Filter the listing below, copying every line in which the word "time" appears.

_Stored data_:
* * *
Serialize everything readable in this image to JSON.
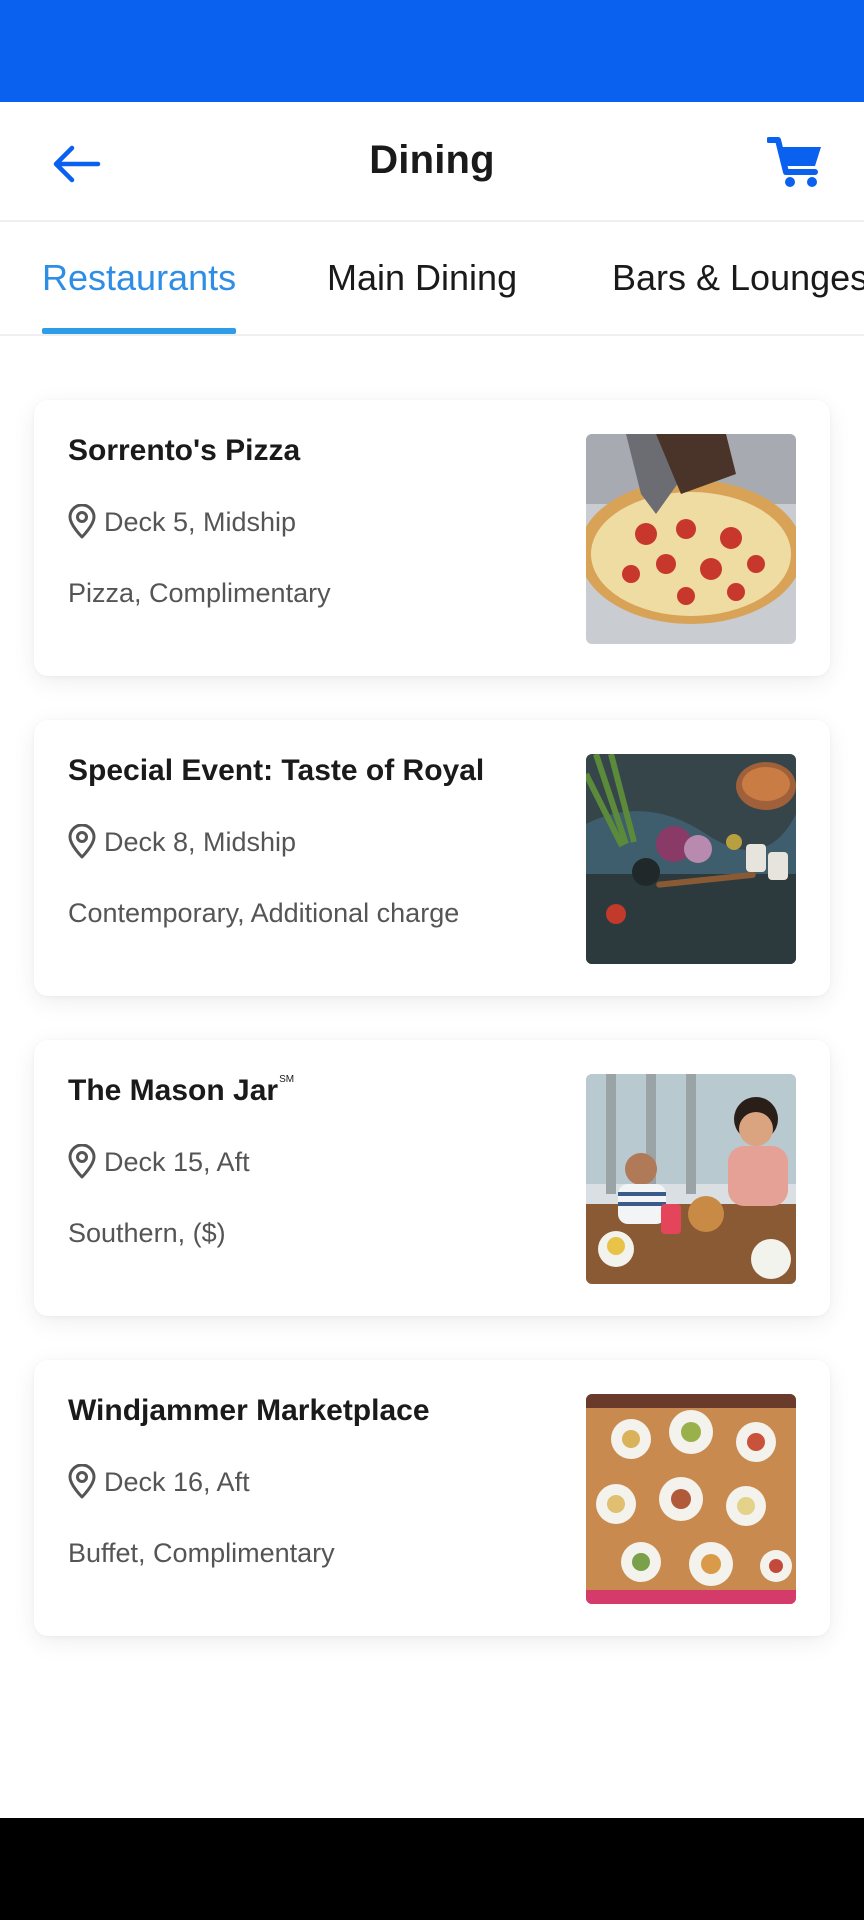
{
  "colors": {
    "brand_blue": "#0a61f0",
    "active_tab": "#2e8ee5",
    "text_primary": "#1a1a1a",
    "text_secondary": "#555555"
  },
  "header": {
    "title": "Dining",
    "back_icon": "arrow-left-icon",
    "cart_icon": "shopping-cart-icon"
  },
  "tabs": [
    {
      "label": "Restaurants",
      "active": true
    },
    {
      "label": "Main Dining",
      "active": false
    },
    {
      "label": "Bars & Lounges",
      "active": false
    }
  ],
  "restaurants": [
    {
      "name": "Sorrento's Pizza",
      "name_mark": "",
      "location": "Deck 5, Midship",
      "tags": "Pizza, Complimentary",
      "photo_icon": "pizza-photo"
    },
    {
      "name": "Special Event: Taste of Royal",
      "name_mark": "",
      "location": "Deck 8, Midship",
      "tags": "Contemporary, Additional charge",
      "photo_icon": "ingredients-photo"
    },
    {
      "name": "The Mason Jar",
      "name_mark": "SM",
      "location": "Deck 15, Aft",
      "tags": "Southern, ($)",
      "photo_icon": "family-dining-photo"
    },
    {
      "name": "Windjammer Marketplace",
      "name_mark": "",
      "location": "Deck 16, Aft",
      "tags": "Buffet, Complimentary",
      "photo_icon": "buffet-table-photo"
    }
  ]
}
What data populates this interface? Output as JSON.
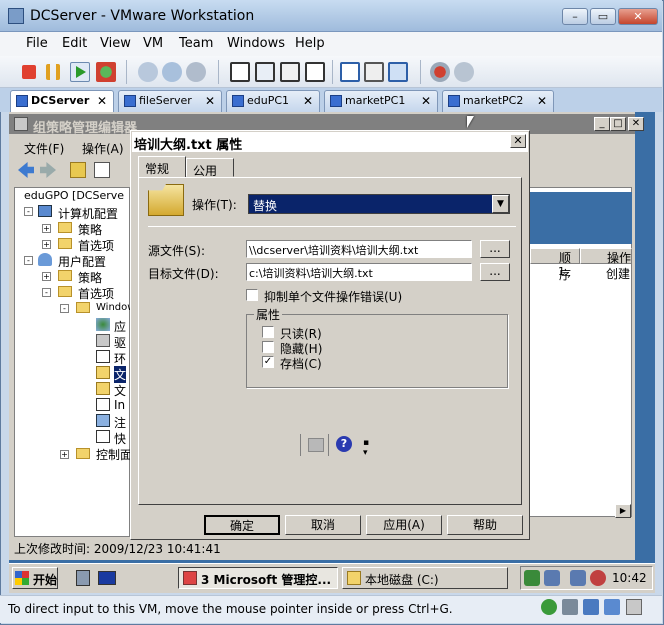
{
  "vmware": {
    "title": "DCServer - VMware Workstation",
    "menu": [
      "File",
      "Edit",
      "View",
      "VM",
      "Team",
      "Windows",
      "Help"
    ],
    "tabs": [
      {
        "label": "DCServer",
        "active": true
      },
      {
        "label": "fileServer",
        "active": false
      },
      {
        "label": "eduPC1",
        "active": false
      },
      {
        "label": "marketPC1",
        "active": false
      },
      {
        "label": "marketPC2",
        "active": false
      }
    ],
    "status_text": "To direct input to this VM, move the mouse pointer inside or press Ctrl+G."
  },
  "gpe": {
    "title": "组策略管理编辑器",
    "menu": [
      "文件(F)",
      "操作(A)"
    ],
    "tree": {
      "root": "eduGPO [DCServe",
      "computer": "计算机配置",
      "policy1": "策略",
      "pref1": "首选项",
      "user": "用户配置",
      "policy2": "策略",
      "pref2": "首选项",
      "windows": "Windows",
      "items": [
        "应",
        "驱",
        "环",
        "文",
        "文",
        "In",
        "注",
        "快"
      ],
      "control": "控制面"
    },
    "columns": [
      "顺序",
      "操作"
    ],
    "row": {
      "order": "1",
      "action": "创建"
    },
    "status": "上次修改时间: 2009/12/23 10:41:41"
  },
  "dialog": {
    "title": "培训大纲.txt 属性",
    "tabs": [
      "常规",
      "公用"
    ],
    "action_label": "操作(T):",
    "action_value": "替换",
    "source_label": "源文件(S):",
    "source_value": "\\\\dcserver\\培训资料\\培训大纲.txt",
    "target_label": "目标文件(D):",
    "target_value": "c:\\培训资料\\培训大纲.txt",
    "browse": "...",
    "suppress": "抑制单个文件操作错误(U)",
    "attr_group": "属性",
    "attrs": [
      {
        "label": "只读(R)",
        "checked": false
      },
      {
        "label": "隐藏(H)",
        "checked": false
      },
      {
        "label": "存档(C)",
        "checked": true
      }
    ],
    "buttons": [
      "确定",
      "取消",
      "应用(A)",
      "帮助"
    ]
  },
  "taskbar": {
    "start": "开始",
    "tasks": [
      "3 Microsoft 管理控...",
      "本地磁盘 (C:)"
    ],
    "clock": "10:42"
  }
}
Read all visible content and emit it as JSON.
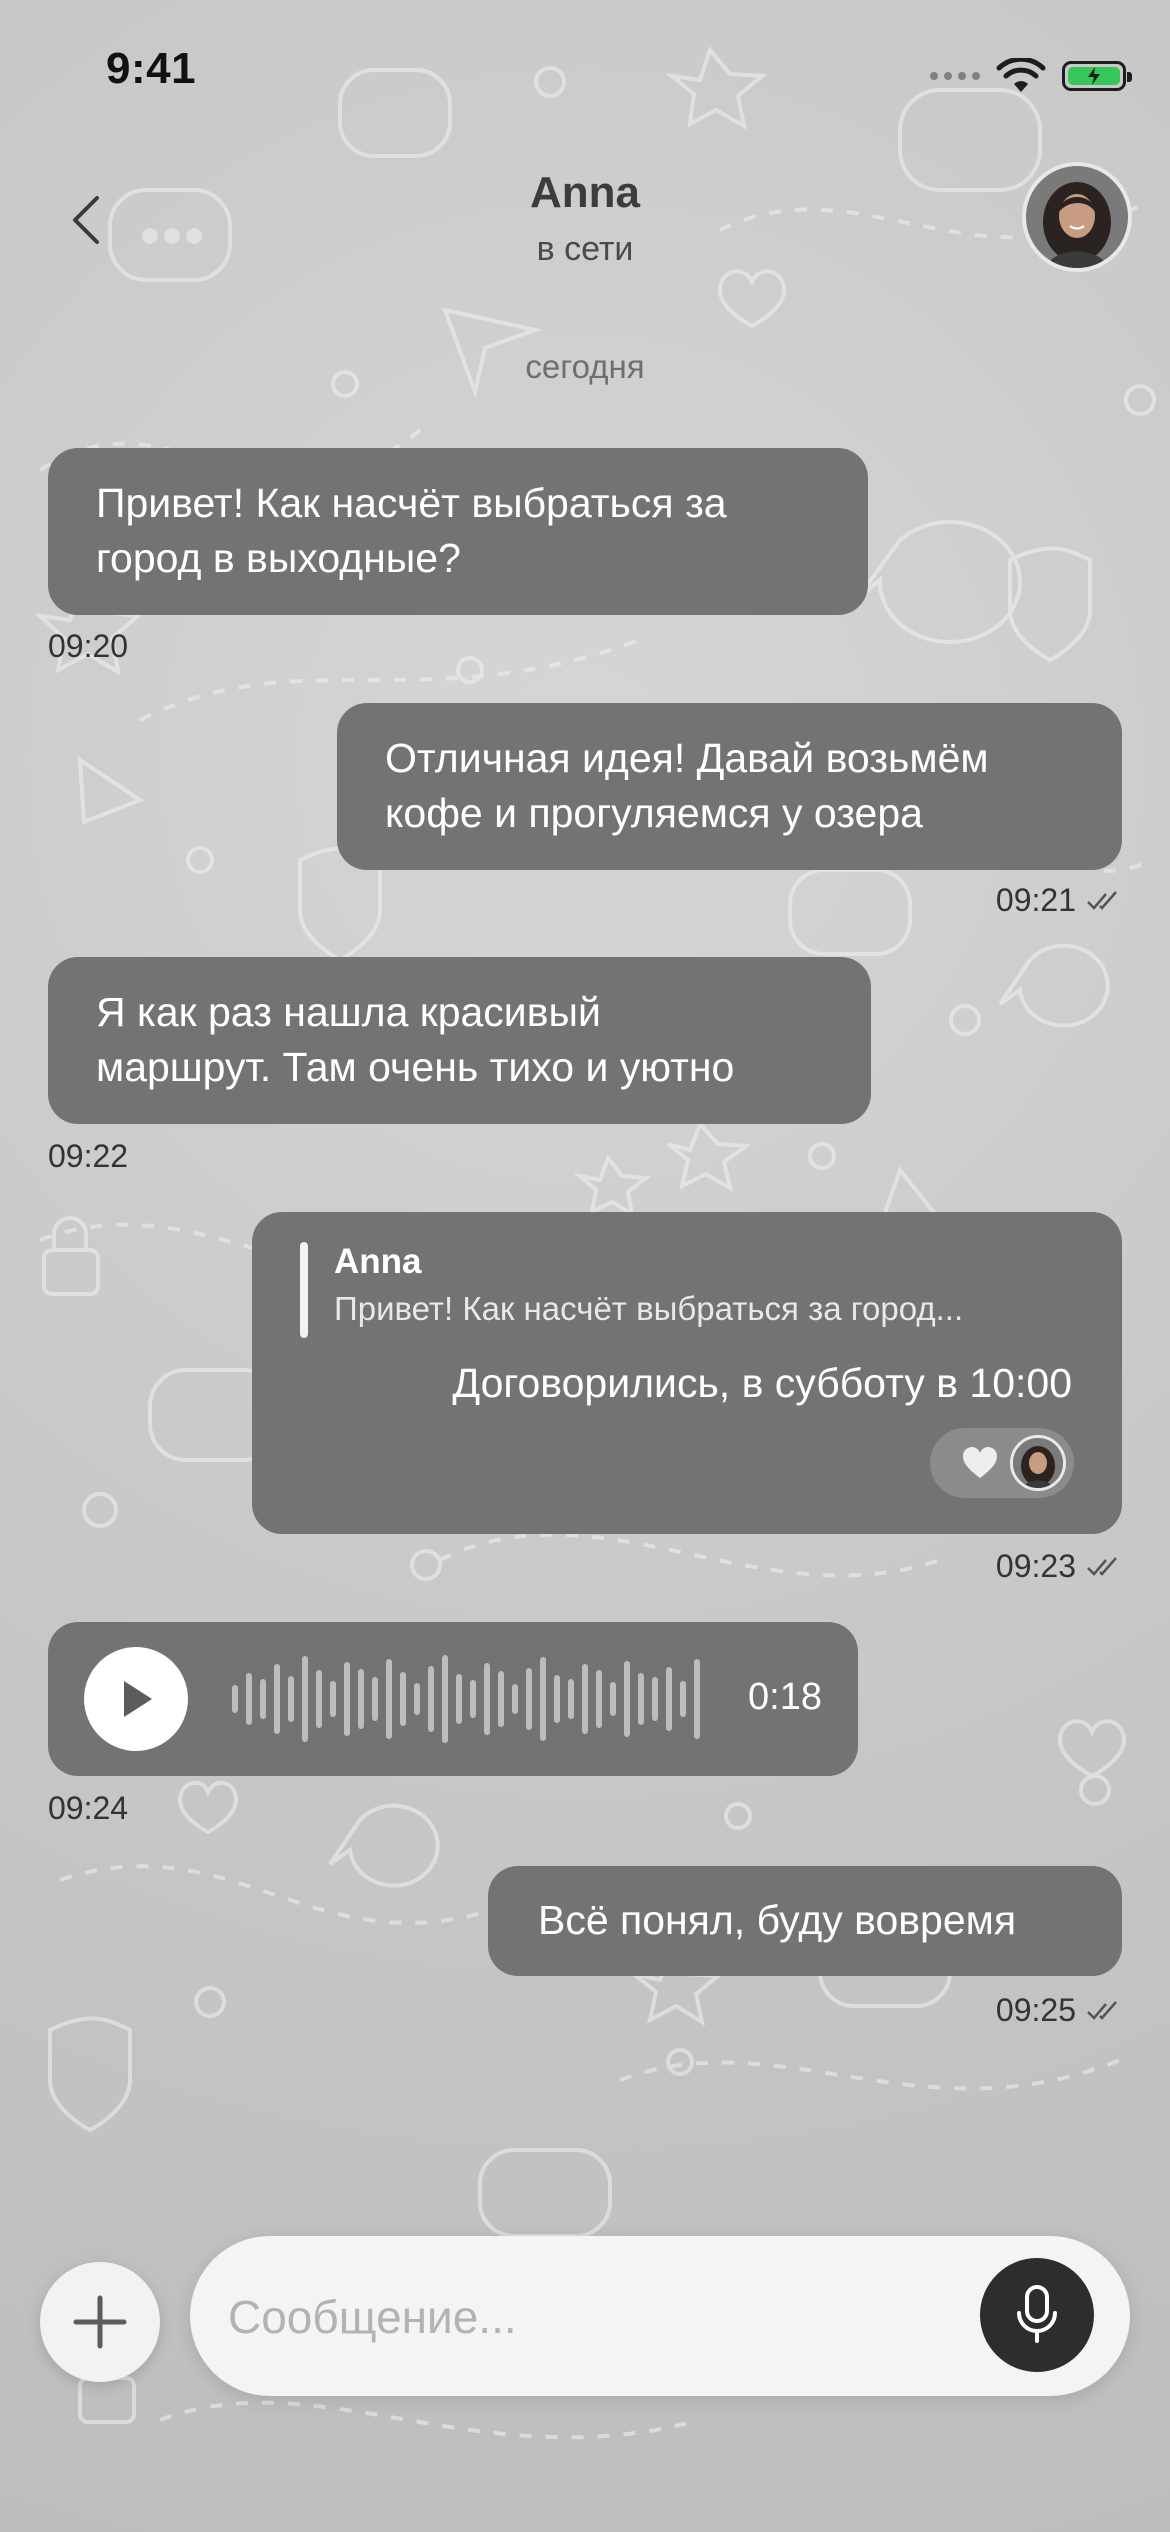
{
  "status_bar": {
    "time": "9:41"
  },
  "header": {
    "name": "Anna",
    "status": "в сети"
  },
  "date_separator": "сегодня",
  "messages": [
    {
      "id": 1,
      "type": "text",
      "direction": "in",
      "text_line1": "Привет! Как насчёт выбраться за",
      "text_line2": "город в выходные?",
      "time": "09:20"
    },
    {
      "id": 2,
      "type": "text",
      "direction": "out",
      "text_line1": "Отличная идея! Давай возьмём",
      "text_line2": "кофе и прогуляемся у озера",
      "time": "09:21",
      "read": true
    },
    {
      "id": 3,
      "type": "text",
      "direction": "in",
      "text_line1": "Я как раз нашла красивый",
      "text_line2": "маршрут. Там очень тихо и уютно",
      "time": "09:22"
    },
    {
      "id": 4,
      "type": "reply",
      "direction": "out",
      "reply_to_name": "Anna",
      "reply_to_snippet": "Привет! Как насчёт выбраться за город...",
      "text": "Договорились, в субботу в 10:00",
      "time": "09:23",
      "read": true,
      "reaction": "heart"
    },
    {
      "id": 5,
      "type": "voice",
      "direction": "in",
      "duration": "0:18",
      "time": "09:24"
    },
    {
      "id": 6,
      "type": "text",
      "direction": "out",
      "text": "Всё понял, буду вовремя",
      "time": "09:25",
      "read": true
    }
  ],
  "composer": {
    "placeholder": "Сообщение..."
  },
  "colors": {
    "bubble": "#737373",
    "background": "#c9c9c9",
    "mic_button": "#2d2d2d",
    "battery": "#35c759"
  }
}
* * *
_Solution to this problem_:
    "time": "9:41"
      "time": "09:20"
      "time": "09:21",
      "time": "09:22"
      "time": "09:23",
      "time": "09:24"
      "time": "09:25",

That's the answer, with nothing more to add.